The listing beneath should be written out in full, exactly as shown.
-- start Materials provided --
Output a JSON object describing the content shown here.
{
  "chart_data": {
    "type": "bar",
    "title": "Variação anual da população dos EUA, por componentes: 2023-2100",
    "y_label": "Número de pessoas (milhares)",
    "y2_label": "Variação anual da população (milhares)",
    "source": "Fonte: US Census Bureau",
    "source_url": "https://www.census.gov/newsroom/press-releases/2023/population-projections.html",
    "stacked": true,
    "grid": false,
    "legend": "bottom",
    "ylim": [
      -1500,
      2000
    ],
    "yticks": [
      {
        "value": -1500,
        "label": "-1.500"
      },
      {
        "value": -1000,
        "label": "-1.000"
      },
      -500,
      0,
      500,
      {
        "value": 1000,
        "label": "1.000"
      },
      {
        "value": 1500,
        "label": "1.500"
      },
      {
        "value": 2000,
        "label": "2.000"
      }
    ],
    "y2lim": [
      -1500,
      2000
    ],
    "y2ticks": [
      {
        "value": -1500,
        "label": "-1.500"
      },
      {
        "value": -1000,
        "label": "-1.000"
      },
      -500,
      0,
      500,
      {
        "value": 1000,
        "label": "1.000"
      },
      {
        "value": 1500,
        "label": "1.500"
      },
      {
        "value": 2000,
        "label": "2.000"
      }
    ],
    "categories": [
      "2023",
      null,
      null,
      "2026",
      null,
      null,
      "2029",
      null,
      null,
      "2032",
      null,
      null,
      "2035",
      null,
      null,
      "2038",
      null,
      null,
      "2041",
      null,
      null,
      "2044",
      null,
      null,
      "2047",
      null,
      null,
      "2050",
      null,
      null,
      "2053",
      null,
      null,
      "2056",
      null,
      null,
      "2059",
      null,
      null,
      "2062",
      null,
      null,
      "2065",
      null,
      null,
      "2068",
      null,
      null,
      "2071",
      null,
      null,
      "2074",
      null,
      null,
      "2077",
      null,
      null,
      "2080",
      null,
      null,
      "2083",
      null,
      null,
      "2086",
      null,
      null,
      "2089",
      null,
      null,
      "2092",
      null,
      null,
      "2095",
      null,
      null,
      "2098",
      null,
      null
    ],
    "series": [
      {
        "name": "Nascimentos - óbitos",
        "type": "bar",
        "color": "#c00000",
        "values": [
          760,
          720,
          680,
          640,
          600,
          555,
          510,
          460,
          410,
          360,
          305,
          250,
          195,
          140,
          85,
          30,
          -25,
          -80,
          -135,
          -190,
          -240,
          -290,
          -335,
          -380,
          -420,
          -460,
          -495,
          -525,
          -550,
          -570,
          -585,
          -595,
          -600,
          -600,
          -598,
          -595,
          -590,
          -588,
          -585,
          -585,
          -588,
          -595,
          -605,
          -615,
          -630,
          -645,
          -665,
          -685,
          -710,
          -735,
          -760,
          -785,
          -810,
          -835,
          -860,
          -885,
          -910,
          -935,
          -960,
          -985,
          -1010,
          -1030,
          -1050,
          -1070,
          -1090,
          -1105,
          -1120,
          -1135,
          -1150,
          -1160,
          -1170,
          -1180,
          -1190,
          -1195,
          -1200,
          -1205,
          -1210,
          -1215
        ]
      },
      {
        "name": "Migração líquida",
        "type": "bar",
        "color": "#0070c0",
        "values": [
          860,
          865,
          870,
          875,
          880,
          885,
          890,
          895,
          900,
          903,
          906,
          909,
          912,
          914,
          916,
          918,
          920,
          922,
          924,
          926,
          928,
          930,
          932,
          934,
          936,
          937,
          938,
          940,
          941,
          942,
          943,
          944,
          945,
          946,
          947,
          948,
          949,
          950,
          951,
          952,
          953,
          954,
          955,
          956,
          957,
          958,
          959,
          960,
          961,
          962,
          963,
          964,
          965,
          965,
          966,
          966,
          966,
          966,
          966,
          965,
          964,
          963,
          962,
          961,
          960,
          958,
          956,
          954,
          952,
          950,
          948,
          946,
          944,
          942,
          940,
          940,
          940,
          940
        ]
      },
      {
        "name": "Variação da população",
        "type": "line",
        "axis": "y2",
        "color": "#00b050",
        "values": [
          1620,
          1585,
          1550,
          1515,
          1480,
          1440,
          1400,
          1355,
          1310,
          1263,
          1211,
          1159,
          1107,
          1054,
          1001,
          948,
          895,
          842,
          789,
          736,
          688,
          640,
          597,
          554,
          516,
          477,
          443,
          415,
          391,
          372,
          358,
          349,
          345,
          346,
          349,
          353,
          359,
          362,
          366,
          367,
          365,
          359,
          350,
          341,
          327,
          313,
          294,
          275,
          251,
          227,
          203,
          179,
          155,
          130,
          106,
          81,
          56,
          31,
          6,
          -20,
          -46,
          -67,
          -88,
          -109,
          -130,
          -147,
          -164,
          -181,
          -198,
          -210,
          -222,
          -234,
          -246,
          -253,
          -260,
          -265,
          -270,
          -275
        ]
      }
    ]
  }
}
-- end Materials provided --
### Response for this exercise
Output a JSON object describing the content shown here.
{
  "chart_data": {
    "type": "bar",
    "title": "Variação anual da população dos EUA, por componentes: 2023-2100",
    "y_label": "Número de pessoas (milhares)",
    "y2_label": "Variação anual da população (milhares)",
    "source": "Fonte: US Census Bureau",
    "source_url": "https://www.census.gov/newsroom/press-releases/2023/population-projections.html",
    "stacked": true,
    "grid": false,
    "legend": "bottom",
    "ylim": [
      -1500,
      2000
    ],
    "yticks": [
      {
        "value": -1500,
        "label": "-1.500"
      },
      {
        "value": -1000,
        "label": "-1.000"
      },
      -500,
      0,
      500,
      {
        "value": 1000,
        "label": "1.000"
      },
      {
        "value": 1500,
        "label": "1.500"
      },
      {
        "value": 2000,
        "label": "2.000"
      }
    ],
    "y2lim": [
      -1500,
      2000
    ],
    "y2ticks": [
      {
        "value": -1500,
        "label": "-1.500"
      },
      {
        "value": -1000,
        "label": "-1.000"
      },
      -500,
      0,
      500,
      {
        "value": 1000,
        "label": "1.000"
      },
      {
        "value": 1500,
        "label": "1.500"
      },
      {
        "value": 2000,
        "label": "2.000"
      }
    ],
    "categories": [
      "2023",
      null,
      null,
      "2026",
      null,
      null,
      "2029",
      null,
      null,
      "2032",
      null,
      null,
      "2035",
      null,
      null,
      "2038",
      null,
      null,
      "2041",
      null,
      null,
      "2044",
      null,
      null,
      "2047",
      null,
      null,
      "2050",
      null,
      null,
      "2053",
      null,
      null,
      "2056",
      null,
      null,
      "2059",
      null,
      null,
      "2062",
      null,
      null,
      "2065",
      null,
      null,
      "2068",
      null,
      null,
      "2071",
      null,
      null,
      "2074",
      null,
      null,
      "2077",
      null,
      null,
      "2080",
      null,
      null,
      "2083",
      null,
      null,
      "2086",
      null,
      null,
      "2089",
      null,
      null,
      "2092",
      null,
      null,
      "2095",
      null,
      null,
      "2098",
      null,
      null
    ],
    "series": [
      {
        "name": "Nascimentos - óbitos",
        "type": "bar",
        "color": "#c00000",
        "values": [
          760,
          720,
          680,
          640,
          600,
          555,
          510,
          460,
          410,
          360,
          305,
          250,
          195,
          140,
          85,
          30,
          -25,
          -80,
          -135,
          -190,
          -240,
          -290,
          -335,
          -380,
          -420,
          -460,
          -495,
          -525,
          -550,
          -570,
          -585,
          -595,
          -600,
          -600,
          -598,
          -595,
          -590,
          -588,
          -585,
          -585,
          -588,
          -595,
          -605,
          -615,
          -630,
          -645,
          -665,
          -685,
          -710,
          -735,
          -760,
          -785,
          -810,
          -835,
          -860,
          -885,
          -910,
          -935,
          -960,
          -985,
          -1010,
          -1030,
          -1050,
          -1070,
          -1090,
          -1105,
          -1120,
          -1135,
          -1150,
          -1160,
          -1170,
          -1180,
          -1190,
          -1195,
          -1200,
          -1205,
          -1210,
          -1215
        ]
      },
      {
        "name": "Migração líquida",
        "type": "bar",
        "color": "#0070c0",
        "values": [
          860,
          865,
          870,
          875,
          880,
          885,
          890,
          895,
          900,
          903,
          906,
          909,
          912,
          914,
          916,
          918,
          920,
          922,
          924,
          926,
          928,
          930,
          932,
          934,
          936,
          937,
          938,
          940,
          941,
          942,
          943,
          944,
          945,
          946,
          947,
          948,
          949,
          950,
          951,
          952,
          953,
          954,
          955,
          956,
          957,
          958,
          959,
          960,
          961,
          962,
          963,
          964,
          965,
          965,
          966,
          966,
          966,
          966,
          966,
          965,
          964,
          963,
          962,
          961,
          960,
          958,
          956,
          954,
          952,
          950,
          948,
          946,
          944,
          942,
          940,
          940,
          940,
          940
        ]
      },
      {
        "name": "Variação da população",
        "type": "line",
        "axis": "y2",
        "color": "#00b050",
        "values": [
          1620,
          1585,
          1550,
          1515,
          1480,
          1440,
          1400,
          1355,
          1310,
          1263,
          1211,
          1159,
          1107,
          1054,
          1001,
          948,
          895,
          842,
          789,
          736,
          688,
          640,
          597,
          554,
          516,
          477,
          443,
          415,
          391,
          372,
          358,
          349,
          345,
          346,
          349,
          353,
          359,
          362,
          366,
          367,
          365,
          359,
          350,
          341,
          327,
          313,
          294,
          275,
          251,
          227,
          203,
          179,
          155,
          130,
          106,
          81,
          56,
          31,
          6,
          -20,
          -46,
          -67,
          -88,
          -109,
          -130,
          -147,
          -164,
          -181,
          -198,
          -210,
          -222,
          -234,
          -246,
          -253,
          -260,
          -265,
          -270,
          -275
        ]
      }
    ]
  }
}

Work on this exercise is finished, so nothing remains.